======== Items
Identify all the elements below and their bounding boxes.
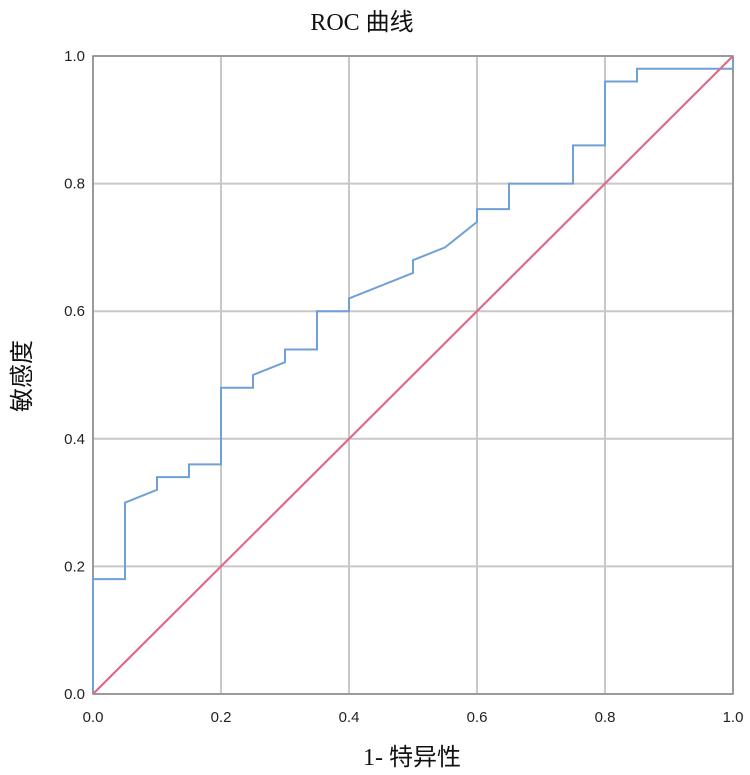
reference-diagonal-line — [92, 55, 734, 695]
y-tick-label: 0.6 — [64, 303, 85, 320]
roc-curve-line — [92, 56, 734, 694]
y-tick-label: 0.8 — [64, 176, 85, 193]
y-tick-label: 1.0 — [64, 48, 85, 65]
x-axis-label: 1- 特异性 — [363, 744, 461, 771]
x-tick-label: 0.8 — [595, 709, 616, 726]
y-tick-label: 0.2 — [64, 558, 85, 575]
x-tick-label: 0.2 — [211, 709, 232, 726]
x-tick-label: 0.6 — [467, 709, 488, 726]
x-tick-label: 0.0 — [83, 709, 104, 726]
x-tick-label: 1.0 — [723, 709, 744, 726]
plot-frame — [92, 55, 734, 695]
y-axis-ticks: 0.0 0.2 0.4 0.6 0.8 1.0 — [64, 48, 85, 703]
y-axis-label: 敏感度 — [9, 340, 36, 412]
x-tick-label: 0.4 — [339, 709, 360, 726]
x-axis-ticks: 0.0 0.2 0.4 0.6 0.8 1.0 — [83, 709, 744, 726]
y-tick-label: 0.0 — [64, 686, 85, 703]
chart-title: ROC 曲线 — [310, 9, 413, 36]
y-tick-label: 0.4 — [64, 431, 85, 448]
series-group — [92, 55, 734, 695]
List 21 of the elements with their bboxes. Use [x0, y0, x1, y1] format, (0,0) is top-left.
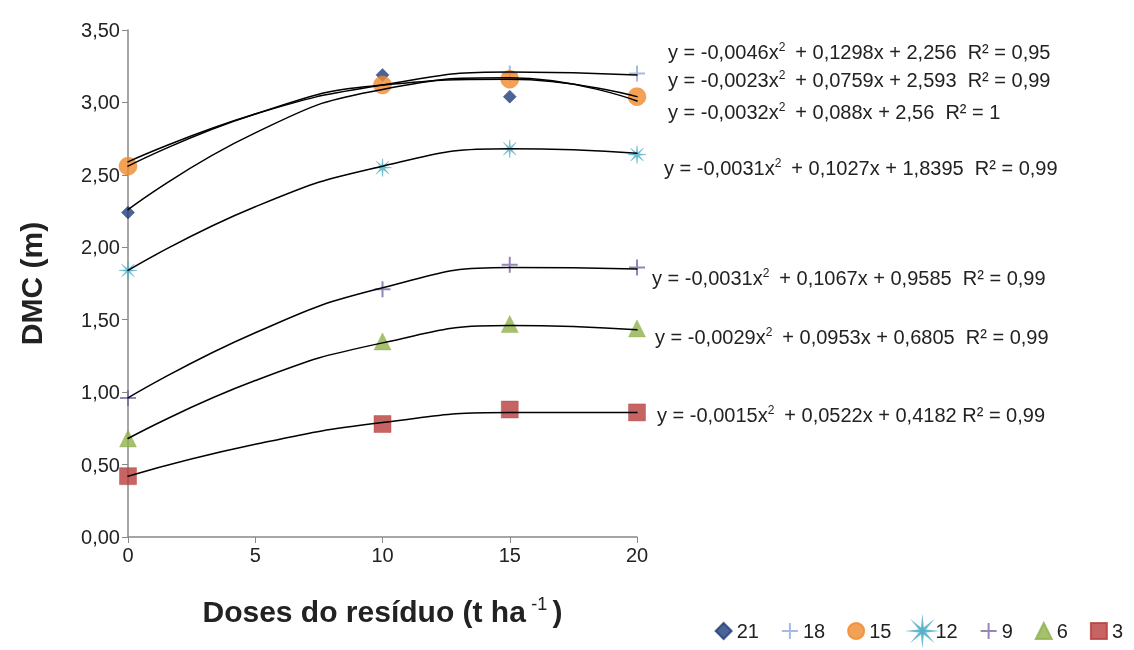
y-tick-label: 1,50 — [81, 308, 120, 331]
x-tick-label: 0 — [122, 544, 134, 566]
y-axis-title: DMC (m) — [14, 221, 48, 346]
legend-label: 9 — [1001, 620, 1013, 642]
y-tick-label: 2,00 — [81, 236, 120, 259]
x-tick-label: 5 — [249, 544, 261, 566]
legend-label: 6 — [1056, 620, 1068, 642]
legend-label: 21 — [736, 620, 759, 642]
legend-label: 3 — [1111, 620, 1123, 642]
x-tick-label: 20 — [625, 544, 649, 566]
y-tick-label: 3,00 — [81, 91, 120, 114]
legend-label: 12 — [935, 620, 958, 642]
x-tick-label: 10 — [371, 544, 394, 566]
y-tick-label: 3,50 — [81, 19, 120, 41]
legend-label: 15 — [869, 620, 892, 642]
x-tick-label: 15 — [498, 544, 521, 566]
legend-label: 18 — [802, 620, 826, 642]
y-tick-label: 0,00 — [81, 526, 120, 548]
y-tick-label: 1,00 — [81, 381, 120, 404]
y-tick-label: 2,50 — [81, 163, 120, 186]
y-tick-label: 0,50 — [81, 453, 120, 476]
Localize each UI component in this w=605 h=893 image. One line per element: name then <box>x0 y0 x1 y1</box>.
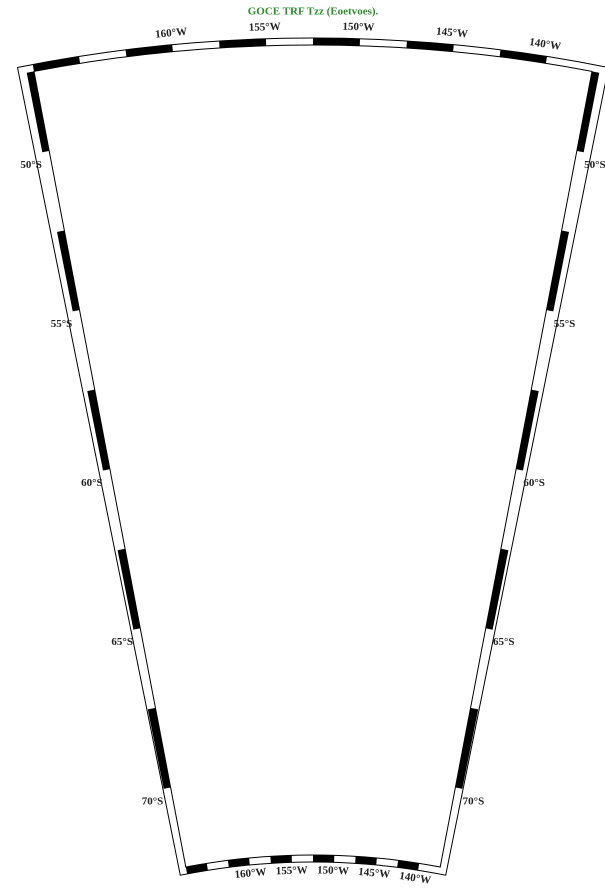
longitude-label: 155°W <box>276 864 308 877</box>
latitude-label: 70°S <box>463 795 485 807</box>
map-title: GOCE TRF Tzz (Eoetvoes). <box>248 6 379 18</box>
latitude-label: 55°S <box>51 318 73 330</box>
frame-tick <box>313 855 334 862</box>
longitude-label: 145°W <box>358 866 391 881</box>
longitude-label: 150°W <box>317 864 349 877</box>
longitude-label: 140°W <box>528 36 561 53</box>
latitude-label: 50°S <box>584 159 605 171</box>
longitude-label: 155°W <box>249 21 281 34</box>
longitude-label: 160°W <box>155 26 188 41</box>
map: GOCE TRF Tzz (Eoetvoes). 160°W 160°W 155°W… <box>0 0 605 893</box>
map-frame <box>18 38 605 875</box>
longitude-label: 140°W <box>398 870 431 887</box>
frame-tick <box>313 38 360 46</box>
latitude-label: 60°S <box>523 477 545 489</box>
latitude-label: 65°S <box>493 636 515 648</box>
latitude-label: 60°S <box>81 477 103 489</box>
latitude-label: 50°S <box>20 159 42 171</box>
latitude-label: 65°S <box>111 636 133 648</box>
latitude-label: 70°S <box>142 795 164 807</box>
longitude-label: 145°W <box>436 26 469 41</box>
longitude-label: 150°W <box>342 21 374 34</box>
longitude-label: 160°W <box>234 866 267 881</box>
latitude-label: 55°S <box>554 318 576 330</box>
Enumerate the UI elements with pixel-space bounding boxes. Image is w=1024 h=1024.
================
======== Items
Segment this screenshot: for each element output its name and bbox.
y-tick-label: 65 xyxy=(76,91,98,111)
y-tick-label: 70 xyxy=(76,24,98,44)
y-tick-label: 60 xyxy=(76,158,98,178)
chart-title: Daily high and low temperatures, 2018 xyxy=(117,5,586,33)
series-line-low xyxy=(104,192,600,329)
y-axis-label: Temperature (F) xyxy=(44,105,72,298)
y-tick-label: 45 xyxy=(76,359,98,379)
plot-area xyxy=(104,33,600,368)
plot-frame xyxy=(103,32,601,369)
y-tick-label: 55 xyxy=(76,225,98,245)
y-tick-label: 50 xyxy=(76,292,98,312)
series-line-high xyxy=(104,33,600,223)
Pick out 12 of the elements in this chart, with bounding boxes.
================
Copy out the entries verbatim, beginning with the line containing "Localize each UI" and continuing through the line containing "latitude-label: 55°S <box>554". Omit the pictures from your copy.

## Response
Localize each UI component in this w=605 h=893 image. One line per element: name then <box>x0 y0 x1 y1</box>.
longitude-label: 155°W <box>276 864 308 877</box>
latitude-label: 70°S <box>463 795 485 807</box>
map-title: GOCE TRF Tzz (Eoetvoes). <box>248 6 379 18</box>
latitude-label: 55°S <box>51 318 73 330</box>
frame-tick <box>313 855 334 862</box>
longitude-label: 145°W <box>358 866 391 881</box>
longitude-label: 150°W <box>317 864 349 877</box>
longitude-label: 140°W <box>528 36 561 53</box>
latitude-label: 50°S <box>584 159 605 171</box>
longitude-label: 155°W <box>249 21 281 34</box>
longitude-label: 160°W <box>155 26 188 41</box>
map: GOCE TRF Tzz (Eoetvoes). 160°W 160°W 155°W… <box>0 0 605 893</box>
map-frame <box>18 38 605 875</box>
longitude-label: 140°W <box>398 870 431 887</box>
frame-tick <box>313 38 360 46</box>
latitude-label: 60°S <box>523 477 545 489</box>
latitude-label: 65°S <box>493 636 515 648</box>
latitude-label: 60°S <box>81 477 103 489</box>
latitude-label: 50°S <box>20 159 42 171</box>
latitude-label: 65°S <box>111 636 133 648</box>
latitude-label: 70°S <box>142 795 164 807</box>
longitude-label: 145°W <box>436 26 469 41</box>
longitude-label: 150°W <box>342 21 374 34</box>
longitude-label: 160°W <box>234 866 267 881</box>
latitude-label: 55°S <box>554 318 576 330</box>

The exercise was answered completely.